Items from a figure collection:
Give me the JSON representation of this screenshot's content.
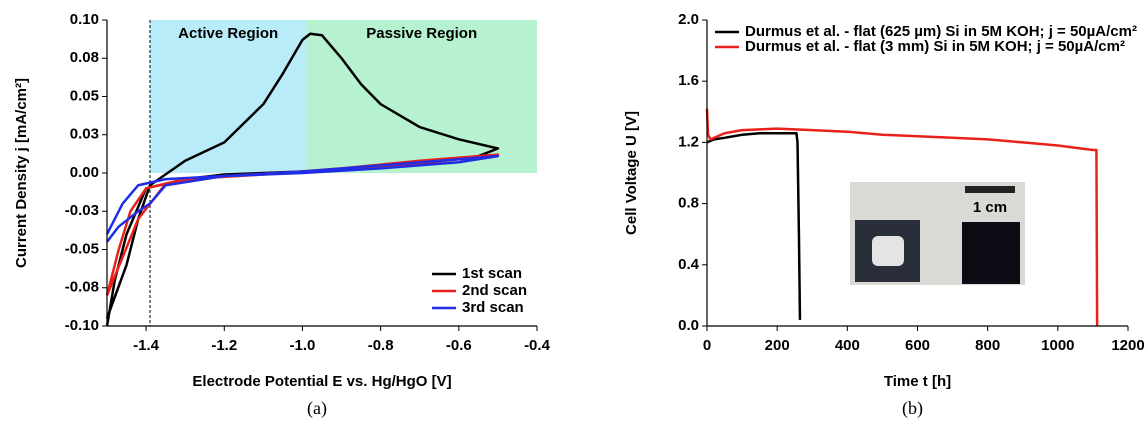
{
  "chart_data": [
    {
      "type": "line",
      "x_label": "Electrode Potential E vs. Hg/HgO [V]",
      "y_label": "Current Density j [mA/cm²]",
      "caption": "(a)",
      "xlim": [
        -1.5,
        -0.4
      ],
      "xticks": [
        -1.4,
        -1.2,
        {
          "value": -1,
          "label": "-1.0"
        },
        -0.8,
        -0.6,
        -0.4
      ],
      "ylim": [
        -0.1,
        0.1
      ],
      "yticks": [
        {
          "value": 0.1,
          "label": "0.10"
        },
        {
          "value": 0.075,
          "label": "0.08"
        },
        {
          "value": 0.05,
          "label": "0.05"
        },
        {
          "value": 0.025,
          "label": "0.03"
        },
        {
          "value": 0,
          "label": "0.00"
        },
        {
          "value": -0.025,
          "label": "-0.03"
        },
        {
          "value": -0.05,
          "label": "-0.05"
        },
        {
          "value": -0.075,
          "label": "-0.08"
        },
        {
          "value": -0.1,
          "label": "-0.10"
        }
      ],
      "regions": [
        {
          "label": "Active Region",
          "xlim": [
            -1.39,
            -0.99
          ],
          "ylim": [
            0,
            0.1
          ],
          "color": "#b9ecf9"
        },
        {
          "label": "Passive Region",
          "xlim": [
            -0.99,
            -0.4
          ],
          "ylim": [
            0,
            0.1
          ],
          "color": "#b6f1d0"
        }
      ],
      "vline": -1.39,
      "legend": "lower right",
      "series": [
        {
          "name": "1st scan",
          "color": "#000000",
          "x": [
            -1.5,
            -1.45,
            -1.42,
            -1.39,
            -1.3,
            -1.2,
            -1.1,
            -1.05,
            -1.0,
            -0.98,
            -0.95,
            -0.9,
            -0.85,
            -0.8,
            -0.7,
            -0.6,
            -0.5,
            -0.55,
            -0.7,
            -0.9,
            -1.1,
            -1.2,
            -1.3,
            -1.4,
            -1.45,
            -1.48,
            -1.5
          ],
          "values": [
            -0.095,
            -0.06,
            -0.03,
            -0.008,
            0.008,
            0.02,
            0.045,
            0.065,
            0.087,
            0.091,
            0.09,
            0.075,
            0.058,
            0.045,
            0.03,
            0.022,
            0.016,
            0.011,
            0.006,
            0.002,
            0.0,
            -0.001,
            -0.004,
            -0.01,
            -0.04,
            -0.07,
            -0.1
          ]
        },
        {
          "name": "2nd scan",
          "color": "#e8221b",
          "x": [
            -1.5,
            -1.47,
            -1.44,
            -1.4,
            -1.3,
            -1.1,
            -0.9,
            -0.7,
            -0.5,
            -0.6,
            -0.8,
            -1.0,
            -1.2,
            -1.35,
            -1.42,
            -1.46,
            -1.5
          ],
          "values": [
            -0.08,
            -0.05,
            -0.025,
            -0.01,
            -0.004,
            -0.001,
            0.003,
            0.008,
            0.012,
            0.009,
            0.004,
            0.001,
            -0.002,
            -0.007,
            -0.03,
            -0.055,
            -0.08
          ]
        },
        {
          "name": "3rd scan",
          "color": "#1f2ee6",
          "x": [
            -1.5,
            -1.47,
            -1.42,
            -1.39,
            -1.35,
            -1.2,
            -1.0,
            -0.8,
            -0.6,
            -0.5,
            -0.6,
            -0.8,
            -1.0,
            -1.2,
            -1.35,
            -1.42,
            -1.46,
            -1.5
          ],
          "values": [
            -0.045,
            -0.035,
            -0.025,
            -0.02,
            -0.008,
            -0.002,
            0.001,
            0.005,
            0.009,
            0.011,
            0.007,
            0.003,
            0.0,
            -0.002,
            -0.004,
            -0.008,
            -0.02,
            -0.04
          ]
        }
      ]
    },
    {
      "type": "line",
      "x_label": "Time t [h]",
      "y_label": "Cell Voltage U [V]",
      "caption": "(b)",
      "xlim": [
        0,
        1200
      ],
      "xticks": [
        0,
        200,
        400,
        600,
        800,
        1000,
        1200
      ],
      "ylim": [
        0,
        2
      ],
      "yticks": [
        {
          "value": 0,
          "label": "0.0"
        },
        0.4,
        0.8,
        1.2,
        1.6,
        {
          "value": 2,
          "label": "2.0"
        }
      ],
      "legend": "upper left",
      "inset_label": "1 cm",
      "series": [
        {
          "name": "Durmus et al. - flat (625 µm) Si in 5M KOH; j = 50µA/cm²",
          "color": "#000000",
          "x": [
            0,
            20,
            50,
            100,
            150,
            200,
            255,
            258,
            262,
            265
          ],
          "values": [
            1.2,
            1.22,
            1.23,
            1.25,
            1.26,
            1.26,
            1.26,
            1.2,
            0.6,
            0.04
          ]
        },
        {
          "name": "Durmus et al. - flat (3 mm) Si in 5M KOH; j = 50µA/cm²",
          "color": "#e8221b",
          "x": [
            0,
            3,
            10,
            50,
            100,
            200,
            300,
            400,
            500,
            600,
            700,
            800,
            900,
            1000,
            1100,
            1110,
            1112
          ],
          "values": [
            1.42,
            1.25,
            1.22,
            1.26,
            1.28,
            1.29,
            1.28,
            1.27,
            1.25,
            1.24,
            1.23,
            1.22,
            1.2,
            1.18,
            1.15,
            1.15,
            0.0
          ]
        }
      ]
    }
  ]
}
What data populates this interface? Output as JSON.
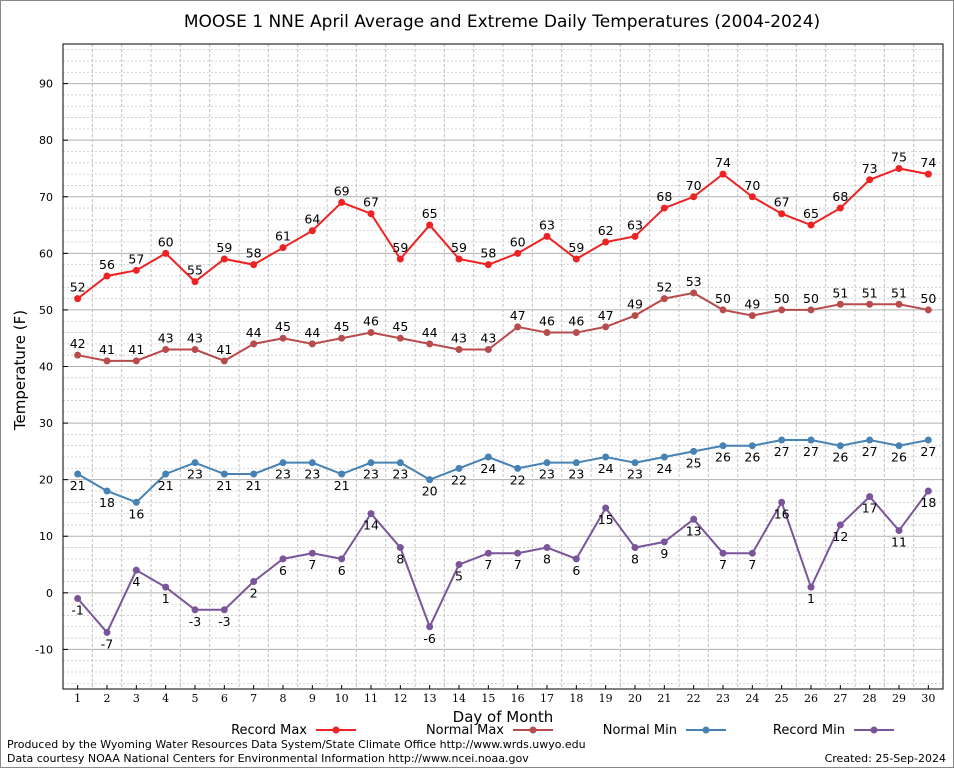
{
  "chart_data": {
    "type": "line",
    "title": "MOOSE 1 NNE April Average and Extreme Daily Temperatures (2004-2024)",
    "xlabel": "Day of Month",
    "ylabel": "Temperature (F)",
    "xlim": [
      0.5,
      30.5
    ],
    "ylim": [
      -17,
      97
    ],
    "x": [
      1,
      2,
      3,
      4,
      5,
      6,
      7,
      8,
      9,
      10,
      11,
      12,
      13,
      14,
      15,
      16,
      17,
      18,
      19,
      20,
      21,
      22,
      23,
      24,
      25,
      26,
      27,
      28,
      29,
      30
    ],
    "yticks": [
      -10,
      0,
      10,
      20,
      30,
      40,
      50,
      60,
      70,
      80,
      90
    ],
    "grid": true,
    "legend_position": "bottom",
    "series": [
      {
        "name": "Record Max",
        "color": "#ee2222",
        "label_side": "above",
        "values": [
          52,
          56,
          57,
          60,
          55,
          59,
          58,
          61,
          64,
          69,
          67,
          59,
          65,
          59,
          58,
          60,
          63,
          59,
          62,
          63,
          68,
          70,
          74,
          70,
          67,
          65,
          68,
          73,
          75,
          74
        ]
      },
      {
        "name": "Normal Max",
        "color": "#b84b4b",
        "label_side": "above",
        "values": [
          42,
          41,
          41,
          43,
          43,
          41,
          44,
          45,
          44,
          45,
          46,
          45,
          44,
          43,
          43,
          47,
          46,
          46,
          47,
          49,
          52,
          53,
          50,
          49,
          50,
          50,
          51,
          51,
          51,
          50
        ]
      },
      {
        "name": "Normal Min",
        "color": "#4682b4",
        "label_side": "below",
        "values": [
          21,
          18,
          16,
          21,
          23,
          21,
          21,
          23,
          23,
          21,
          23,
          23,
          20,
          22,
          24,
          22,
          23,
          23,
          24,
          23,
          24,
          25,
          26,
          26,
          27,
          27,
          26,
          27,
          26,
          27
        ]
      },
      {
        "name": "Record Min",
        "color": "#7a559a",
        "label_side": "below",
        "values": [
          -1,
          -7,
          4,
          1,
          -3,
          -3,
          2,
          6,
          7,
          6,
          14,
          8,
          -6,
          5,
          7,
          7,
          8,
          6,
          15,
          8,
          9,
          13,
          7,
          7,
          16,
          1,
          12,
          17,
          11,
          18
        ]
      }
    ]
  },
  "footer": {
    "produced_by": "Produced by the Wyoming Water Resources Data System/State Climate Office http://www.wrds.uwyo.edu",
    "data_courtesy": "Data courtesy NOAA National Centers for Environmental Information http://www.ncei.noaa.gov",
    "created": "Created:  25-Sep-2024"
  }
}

TASK DESCRIPTION: Only lines that contain the word "this" are wanted; copy each of them.

EXERCISE SOLUTION:
Give me the JSON representation of this screenshot's content.
What data populates this interface? Output as JSON.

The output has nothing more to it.